Element position data:
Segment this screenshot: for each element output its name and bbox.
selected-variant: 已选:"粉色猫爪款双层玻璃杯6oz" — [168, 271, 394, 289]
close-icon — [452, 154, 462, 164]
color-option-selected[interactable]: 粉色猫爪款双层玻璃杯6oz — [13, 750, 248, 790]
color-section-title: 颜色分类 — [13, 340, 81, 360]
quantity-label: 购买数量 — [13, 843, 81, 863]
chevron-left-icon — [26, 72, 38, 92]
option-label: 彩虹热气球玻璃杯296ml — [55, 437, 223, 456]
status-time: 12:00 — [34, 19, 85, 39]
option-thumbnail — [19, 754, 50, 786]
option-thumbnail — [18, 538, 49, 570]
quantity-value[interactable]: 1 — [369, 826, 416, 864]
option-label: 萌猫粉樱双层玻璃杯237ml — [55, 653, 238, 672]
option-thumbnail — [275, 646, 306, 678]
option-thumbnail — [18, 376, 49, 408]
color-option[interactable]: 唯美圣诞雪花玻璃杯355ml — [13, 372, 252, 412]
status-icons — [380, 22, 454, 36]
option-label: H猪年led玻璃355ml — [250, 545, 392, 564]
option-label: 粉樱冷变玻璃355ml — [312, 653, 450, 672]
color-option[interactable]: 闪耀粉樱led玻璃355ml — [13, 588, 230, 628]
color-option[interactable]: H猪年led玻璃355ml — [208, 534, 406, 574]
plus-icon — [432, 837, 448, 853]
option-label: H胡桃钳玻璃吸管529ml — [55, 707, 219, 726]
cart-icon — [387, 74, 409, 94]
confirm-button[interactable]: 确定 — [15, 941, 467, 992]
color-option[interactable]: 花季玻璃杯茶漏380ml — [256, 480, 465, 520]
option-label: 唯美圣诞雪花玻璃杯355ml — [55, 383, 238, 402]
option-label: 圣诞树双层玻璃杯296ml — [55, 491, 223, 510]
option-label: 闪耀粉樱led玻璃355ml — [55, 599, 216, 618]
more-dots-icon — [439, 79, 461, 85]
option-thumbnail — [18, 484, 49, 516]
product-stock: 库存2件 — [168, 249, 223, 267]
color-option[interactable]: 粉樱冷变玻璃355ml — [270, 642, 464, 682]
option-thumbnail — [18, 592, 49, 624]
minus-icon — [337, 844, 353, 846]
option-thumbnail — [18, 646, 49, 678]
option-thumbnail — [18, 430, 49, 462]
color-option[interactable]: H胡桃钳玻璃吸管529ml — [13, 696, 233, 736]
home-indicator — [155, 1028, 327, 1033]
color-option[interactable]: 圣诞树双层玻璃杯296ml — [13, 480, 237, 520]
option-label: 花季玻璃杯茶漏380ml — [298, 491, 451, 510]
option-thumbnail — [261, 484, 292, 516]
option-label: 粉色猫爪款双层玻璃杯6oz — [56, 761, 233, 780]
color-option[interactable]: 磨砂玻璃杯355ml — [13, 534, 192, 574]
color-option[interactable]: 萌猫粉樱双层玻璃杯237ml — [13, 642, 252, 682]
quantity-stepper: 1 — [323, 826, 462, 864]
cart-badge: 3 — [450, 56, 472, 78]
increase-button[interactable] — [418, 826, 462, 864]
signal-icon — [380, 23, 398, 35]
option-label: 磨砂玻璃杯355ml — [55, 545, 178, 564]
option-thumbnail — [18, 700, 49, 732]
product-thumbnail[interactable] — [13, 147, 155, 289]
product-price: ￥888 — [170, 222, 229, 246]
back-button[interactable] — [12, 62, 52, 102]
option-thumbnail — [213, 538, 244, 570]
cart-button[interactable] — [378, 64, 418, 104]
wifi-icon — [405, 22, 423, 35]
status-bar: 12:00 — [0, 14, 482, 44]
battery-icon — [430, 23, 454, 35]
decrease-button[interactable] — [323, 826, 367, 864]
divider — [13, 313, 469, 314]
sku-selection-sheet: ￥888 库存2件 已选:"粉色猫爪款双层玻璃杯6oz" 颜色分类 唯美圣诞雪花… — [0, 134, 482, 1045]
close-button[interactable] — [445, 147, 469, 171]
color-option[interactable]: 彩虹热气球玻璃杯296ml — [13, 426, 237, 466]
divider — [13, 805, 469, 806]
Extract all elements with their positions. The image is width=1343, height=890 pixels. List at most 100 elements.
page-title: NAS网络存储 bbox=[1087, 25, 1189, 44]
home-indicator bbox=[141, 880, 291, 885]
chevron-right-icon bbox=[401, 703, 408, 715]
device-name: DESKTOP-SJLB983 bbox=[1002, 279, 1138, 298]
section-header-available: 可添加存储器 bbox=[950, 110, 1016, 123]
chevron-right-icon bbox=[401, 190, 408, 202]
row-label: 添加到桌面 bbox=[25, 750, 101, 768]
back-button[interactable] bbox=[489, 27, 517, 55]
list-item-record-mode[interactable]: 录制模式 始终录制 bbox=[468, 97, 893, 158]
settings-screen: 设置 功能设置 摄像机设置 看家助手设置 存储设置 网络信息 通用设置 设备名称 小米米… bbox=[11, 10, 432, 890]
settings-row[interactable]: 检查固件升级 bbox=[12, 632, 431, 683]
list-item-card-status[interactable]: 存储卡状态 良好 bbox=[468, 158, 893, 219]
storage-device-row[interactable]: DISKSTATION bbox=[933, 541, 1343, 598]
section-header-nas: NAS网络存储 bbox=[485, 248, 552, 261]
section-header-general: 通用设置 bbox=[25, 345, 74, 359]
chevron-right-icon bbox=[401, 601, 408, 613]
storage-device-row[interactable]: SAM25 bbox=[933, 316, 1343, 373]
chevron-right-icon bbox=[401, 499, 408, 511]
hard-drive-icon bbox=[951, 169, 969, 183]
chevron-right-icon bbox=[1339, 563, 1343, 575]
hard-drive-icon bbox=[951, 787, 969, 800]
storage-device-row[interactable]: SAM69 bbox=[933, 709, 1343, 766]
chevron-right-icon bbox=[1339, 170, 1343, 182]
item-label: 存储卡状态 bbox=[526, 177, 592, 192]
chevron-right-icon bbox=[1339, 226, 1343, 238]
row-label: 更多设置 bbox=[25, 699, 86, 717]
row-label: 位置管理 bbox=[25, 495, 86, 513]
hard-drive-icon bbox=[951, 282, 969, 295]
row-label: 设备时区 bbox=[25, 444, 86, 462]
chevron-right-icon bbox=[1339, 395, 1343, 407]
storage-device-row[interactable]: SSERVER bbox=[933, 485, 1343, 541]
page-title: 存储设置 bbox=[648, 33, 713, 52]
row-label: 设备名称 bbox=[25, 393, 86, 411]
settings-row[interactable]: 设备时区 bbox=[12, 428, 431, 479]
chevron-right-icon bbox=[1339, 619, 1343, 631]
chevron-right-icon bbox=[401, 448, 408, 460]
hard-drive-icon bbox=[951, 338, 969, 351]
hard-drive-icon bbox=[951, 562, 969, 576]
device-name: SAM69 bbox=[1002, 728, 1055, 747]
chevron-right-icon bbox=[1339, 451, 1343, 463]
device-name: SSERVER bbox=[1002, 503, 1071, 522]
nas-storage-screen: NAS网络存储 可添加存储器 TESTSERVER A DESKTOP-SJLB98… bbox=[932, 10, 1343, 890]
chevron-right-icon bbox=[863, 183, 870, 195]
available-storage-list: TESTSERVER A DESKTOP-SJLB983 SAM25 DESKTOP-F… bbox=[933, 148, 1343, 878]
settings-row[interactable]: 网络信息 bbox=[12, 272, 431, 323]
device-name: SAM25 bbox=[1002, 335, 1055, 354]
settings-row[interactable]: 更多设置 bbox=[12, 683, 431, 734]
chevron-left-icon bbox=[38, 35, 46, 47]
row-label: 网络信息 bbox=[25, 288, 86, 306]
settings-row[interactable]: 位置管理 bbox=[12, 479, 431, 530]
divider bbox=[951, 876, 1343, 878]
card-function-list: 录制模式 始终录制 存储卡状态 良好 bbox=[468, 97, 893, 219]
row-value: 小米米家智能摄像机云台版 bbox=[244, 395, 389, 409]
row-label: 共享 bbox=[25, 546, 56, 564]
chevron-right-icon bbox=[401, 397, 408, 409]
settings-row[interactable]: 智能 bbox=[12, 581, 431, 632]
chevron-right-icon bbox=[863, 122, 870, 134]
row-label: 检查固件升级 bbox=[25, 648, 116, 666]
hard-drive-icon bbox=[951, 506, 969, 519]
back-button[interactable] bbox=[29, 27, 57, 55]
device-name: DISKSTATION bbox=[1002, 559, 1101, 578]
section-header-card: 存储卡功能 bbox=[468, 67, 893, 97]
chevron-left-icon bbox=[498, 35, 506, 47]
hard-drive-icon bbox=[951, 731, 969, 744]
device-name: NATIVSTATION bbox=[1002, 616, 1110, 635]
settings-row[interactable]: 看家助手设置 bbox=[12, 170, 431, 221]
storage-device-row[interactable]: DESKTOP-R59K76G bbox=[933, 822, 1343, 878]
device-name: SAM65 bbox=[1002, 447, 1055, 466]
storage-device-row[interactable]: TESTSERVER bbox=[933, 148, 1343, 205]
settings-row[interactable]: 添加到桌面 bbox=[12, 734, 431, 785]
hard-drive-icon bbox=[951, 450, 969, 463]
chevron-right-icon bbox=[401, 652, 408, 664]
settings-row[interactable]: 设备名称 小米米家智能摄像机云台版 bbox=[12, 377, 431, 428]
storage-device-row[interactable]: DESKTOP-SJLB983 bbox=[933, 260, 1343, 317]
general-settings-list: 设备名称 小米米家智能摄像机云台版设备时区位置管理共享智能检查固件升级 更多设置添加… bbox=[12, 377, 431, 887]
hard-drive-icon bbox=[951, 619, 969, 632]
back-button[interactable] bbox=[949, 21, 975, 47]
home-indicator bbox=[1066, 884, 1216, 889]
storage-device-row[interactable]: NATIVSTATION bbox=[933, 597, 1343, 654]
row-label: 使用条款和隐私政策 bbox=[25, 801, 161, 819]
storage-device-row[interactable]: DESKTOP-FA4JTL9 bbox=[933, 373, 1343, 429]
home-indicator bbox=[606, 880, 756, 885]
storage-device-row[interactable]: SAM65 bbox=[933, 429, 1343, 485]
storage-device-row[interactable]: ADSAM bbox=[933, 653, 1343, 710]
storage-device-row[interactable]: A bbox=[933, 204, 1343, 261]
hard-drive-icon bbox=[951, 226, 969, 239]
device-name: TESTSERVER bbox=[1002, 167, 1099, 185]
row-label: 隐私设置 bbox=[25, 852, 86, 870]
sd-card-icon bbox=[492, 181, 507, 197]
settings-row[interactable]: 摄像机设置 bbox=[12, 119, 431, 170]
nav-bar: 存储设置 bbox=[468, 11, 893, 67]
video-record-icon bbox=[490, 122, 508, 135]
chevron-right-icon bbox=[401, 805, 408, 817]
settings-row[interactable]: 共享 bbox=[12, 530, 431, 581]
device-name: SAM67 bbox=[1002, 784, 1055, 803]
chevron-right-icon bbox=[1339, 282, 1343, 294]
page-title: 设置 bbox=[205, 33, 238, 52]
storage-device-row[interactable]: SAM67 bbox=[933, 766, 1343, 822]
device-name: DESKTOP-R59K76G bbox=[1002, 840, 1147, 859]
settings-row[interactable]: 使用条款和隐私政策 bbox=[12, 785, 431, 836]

* [REQUIRED WORK]: Copy out the entries unchanged, from the first line up to and including the line with "color-option-selected[interactable]: 粉色猫爪款双层玻璃杯6oz —".

* [RESULT OF THE TASK]:
Segment this screenshot: for each element output its name and bbox.
selected-variant: 已选:"粉色猫爪款双层玻璃杯6oz" — [168, 271, 394, 289]
close-icon — [452, 154, 462, 164]
color-option-selected[interactable]: 粉色猫爪款双层玻璃杯6oz — [13, 750, 248, 790]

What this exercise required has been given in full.